(What you should do)
Please identify each line in the items below that contains the word "НАЦИОНАЛЬНЫЙ" and copy those lines. Case counts.

(Data to use)
________

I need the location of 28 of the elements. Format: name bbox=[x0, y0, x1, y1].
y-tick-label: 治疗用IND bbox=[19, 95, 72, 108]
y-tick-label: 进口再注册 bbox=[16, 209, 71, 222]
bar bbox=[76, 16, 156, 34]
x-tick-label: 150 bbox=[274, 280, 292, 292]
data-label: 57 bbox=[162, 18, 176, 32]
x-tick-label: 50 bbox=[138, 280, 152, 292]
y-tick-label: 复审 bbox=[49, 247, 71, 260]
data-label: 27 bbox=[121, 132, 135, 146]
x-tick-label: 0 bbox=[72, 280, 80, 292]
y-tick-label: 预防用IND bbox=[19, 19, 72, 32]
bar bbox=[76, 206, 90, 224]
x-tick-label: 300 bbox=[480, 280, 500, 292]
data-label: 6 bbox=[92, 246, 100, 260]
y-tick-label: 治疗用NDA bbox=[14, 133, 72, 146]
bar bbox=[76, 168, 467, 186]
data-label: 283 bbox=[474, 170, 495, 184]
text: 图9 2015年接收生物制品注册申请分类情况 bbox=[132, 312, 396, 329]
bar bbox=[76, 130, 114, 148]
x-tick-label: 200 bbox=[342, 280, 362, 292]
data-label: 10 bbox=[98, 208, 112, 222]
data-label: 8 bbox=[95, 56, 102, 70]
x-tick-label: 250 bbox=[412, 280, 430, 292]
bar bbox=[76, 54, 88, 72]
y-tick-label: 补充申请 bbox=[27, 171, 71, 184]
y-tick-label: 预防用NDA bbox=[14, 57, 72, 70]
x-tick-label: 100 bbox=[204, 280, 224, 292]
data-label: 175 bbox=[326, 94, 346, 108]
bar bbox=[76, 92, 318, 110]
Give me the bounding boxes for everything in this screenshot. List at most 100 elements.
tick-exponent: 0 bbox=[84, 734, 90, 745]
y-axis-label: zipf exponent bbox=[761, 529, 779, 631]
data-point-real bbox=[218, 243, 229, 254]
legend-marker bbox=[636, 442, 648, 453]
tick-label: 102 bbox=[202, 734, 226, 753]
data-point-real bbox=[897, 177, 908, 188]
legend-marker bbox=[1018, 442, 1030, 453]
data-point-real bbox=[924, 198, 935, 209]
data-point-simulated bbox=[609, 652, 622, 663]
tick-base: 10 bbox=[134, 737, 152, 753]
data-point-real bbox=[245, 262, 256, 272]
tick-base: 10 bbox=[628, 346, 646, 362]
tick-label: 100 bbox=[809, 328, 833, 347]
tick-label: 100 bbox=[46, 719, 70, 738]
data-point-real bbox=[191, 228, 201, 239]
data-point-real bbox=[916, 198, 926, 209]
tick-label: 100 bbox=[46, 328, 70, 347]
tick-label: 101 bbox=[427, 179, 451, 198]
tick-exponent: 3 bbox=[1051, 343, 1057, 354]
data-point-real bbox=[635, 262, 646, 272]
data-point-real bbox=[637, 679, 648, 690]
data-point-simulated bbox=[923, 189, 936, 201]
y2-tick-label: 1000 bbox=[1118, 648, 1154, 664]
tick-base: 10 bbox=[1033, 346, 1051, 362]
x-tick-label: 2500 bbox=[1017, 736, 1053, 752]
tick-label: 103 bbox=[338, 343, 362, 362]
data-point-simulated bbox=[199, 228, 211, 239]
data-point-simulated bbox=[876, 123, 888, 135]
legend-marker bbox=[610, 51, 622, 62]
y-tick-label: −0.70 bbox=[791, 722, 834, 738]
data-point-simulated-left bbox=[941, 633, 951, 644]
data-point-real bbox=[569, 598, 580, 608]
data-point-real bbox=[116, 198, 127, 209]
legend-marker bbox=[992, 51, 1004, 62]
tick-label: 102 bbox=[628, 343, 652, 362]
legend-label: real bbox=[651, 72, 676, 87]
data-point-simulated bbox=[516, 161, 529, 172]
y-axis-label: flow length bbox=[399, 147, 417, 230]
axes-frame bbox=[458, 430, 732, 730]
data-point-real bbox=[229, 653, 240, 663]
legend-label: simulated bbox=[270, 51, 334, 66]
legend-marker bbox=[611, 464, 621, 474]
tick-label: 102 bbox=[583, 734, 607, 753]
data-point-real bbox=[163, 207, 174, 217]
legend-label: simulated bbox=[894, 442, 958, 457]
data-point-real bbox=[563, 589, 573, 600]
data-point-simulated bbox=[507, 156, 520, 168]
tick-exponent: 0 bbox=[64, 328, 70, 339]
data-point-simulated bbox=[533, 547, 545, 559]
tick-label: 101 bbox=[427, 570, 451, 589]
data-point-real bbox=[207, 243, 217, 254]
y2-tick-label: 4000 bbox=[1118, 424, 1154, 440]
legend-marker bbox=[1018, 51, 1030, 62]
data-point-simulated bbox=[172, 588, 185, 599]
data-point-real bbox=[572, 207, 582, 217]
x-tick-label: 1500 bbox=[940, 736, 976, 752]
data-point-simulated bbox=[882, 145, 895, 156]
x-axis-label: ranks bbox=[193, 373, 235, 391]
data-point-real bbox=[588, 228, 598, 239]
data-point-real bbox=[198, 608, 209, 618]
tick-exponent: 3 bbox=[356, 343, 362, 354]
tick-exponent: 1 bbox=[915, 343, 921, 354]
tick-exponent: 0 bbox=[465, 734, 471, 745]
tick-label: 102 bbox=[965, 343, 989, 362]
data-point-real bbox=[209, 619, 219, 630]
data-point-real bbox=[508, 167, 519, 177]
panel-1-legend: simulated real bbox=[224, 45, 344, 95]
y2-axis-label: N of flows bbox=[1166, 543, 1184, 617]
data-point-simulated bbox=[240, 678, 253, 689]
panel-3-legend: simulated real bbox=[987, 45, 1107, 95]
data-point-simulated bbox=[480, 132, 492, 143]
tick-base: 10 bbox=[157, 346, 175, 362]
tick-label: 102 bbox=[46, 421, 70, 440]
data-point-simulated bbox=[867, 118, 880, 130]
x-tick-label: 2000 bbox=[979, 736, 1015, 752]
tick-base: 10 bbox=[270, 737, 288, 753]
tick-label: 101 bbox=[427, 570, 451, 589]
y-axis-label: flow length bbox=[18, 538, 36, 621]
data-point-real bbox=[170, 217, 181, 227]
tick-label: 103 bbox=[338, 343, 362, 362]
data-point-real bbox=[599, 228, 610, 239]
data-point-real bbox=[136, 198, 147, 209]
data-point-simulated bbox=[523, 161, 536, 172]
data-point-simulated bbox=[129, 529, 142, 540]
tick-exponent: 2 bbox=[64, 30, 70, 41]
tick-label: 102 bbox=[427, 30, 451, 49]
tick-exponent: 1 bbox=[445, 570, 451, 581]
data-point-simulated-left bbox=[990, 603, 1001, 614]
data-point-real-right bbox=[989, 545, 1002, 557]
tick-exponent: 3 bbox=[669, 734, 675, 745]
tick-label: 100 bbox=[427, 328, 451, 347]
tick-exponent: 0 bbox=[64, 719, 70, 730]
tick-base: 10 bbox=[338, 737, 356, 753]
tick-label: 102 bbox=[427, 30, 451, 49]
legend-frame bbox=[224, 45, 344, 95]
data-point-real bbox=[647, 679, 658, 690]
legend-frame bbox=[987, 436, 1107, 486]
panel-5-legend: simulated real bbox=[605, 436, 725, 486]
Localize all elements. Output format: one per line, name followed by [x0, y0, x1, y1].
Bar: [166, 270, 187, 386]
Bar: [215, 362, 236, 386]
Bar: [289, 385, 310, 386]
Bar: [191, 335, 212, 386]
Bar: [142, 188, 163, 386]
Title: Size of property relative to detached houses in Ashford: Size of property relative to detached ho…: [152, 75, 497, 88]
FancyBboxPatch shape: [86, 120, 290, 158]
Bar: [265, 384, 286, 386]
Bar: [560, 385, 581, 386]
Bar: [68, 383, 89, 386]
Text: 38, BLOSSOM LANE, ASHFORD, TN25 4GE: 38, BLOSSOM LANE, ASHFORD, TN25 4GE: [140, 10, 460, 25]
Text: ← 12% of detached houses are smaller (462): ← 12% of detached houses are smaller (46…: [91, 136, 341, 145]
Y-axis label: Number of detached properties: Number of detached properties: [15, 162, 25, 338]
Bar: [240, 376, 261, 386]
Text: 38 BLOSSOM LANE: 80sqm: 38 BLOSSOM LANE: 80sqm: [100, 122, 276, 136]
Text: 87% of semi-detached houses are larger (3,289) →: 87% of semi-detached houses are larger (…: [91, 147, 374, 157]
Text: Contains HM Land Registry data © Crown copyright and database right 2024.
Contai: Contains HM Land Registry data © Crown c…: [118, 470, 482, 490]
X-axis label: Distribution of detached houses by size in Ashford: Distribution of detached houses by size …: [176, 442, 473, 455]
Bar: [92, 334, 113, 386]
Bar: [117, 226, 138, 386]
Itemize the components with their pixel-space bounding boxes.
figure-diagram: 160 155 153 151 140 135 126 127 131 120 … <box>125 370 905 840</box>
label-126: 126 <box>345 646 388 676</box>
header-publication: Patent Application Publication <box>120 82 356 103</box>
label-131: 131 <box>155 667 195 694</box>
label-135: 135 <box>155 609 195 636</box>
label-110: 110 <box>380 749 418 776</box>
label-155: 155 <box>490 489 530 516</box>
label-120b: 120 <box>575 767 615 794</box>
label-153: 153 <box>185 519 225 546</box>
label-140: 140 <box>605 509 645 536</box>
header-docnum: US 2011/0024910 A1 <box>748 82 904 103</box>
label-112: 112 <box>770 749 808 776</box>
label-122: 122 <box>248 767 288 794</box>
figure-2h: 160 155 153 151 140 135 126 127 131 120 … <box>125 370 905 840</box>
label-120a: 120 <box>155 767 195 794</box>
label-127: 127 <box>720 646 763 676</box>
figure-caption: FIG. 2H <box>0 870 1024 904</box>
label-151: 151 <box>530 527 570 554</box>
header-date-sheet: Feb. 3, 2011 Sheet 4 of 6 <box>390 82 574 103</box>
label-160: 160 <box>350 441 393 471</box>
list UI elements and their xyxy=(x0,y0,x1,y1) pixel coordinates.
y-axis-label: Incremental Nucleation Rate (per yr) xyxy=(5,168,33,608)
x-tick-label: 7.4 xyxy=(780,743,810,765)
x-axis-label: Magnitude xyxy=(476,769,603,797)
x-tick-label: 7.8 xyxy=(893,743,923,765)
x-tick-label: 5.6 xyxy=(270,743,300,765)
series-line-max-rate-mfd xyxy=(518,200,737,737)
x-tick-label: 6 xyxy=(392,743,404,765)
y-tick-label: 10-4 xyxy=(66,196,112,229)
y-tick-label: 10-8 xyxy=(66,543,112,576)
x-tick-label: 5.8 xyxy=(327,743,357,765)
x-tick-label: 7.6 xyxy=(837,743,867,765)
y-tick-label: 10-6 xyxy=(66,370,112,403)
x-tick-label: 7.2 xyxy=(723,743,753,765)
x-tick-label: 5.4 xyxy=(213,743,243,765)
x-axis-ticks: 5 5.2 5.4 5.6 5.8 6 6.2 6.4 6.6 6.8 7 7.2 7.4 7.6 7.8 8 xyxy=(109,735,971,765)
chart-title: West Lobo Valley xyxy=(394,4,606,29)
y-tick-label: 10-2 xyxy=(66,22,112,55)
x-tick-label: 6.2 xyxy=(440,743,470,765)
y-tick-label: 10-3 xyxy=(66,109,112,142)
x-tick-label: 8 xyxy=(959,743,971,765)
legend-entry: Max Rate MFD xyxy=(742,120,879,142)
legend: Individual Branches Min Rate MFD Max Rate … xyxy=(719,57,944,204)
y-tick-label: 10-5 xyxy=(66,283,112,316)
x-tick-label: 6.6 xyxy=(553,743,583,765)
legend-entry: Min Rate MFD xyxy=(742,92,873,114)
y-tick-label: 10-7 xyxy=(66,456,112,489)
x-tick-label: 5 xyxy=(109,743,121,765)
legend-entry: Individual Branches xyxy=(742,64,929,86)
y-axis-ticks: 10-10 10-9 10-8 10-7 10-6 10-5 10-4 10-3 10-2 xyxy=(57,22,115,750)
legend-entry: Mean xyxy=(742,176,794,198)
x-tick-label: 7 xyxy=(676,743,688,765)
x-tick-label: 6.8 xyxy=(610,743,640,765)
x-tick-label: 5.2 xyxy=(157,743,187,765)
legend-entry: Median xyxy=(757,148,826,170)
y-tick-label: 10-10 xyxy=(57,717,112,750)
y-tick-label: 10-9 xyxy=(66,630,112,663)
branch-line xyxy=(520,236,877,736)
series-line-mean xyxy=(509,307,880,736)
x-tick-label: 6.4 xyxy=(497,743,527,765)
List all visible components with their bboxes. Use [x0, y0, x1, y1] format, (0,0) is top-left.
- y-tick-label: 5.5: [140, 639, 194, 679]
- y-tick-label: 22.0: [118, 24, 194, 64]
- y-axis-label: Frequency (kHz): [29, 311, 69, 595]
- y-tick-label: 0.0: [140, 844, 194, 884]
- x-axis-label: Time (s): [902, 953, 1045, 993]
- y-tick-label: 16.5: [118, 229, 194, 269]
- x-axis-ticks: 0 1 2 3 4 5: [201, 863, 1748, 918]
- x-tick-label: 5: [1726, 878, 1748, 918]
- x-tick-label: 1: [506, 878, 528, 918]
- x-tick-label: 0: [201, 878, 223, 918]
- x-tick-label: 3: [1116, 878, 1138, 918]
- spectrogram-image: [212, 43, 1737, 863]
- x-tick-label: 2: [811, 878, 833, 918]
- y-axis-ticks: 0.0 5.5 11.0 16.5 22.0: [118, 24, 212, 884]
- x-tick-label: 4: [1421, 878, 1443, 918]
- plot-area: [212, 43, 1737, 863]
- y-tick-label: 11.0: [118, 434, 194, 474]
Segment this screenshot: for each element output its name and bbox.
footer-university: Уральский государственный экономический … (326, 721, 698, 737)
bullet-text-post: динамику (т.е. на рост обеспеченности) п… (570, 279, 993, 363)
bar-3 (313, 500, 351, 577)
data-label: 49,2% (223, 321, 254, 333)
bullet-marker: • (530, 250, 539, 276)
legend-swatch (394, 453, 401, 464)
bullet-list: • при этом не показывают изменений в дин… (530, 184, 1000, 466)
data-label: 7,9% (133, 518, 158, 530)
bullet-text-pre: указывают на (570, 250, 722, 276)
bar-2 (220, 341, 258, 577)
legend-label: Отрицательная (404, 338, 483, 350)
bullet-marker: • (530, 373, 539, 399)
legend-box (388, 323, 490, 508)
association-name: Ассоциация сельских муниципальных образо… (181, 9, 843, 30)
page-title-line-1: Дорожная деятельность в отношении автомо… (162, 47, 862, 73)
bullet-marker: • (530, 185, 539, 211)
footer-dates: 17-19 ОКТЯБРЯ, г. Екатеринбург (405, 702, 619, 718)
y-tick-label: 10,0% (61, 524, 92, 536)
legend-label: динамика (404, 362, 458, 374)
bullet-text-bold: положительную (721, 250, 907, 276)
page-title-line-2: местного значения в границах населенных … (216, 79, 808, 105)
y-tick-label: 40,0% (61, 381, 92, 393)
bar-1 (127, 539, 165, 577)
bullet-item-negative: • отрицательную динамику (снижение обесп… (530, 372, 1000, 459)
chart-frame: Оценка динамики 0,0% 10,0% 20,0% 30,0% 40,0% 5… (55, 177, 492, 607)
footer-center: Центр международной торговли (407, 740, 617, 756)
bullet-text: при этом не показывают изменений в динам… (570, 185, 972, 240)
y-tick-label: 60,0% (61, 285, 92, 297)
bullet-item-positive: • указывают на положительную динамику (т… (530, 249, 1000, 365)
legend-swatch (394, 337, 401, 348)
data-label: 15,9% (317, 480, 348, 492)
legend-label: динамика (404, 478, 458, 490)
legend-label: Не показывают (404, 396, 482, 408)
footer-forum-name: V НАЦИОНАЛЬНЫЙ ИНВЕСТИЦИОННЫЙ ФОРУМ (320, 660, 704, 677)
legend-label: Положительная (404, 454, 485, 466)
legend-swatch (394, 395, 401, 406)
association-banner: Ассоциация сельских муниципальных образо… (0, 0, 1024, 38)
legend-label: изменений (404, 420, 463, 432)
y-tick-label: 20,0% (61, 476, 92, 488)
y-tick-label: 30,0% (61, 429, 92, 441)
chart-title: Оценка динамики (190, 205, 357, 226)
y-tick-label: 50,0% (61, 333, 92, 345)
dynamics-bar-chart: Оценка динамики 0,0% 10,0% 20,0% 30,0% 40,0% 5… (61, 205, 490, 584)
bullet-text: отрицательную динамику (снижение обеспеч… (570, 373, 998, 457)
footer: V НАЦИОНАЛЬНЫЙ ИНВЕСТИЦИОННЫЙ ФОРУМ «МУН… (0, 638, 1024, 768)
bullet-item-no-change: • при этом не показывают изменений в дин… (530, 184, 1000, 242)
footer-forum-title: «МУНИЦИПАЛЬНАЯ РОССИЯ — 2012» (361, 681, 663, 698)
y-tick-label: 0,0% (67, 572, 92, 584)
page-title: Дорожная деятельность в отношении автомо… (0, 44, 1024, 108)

________

(Response to this task)
footer-forum-name: V НАЦИОНАЛЬНЫЙ ИНВЕСТИЦИОННЫЙ ФОРУМ (320, 660, 704, 677)
footer: V НАЦИОНАЛЬНЫЙ ИНВЕСТИЦИОННЫЙ ФОРУМ «МУН… (0, 638, 1024, 768)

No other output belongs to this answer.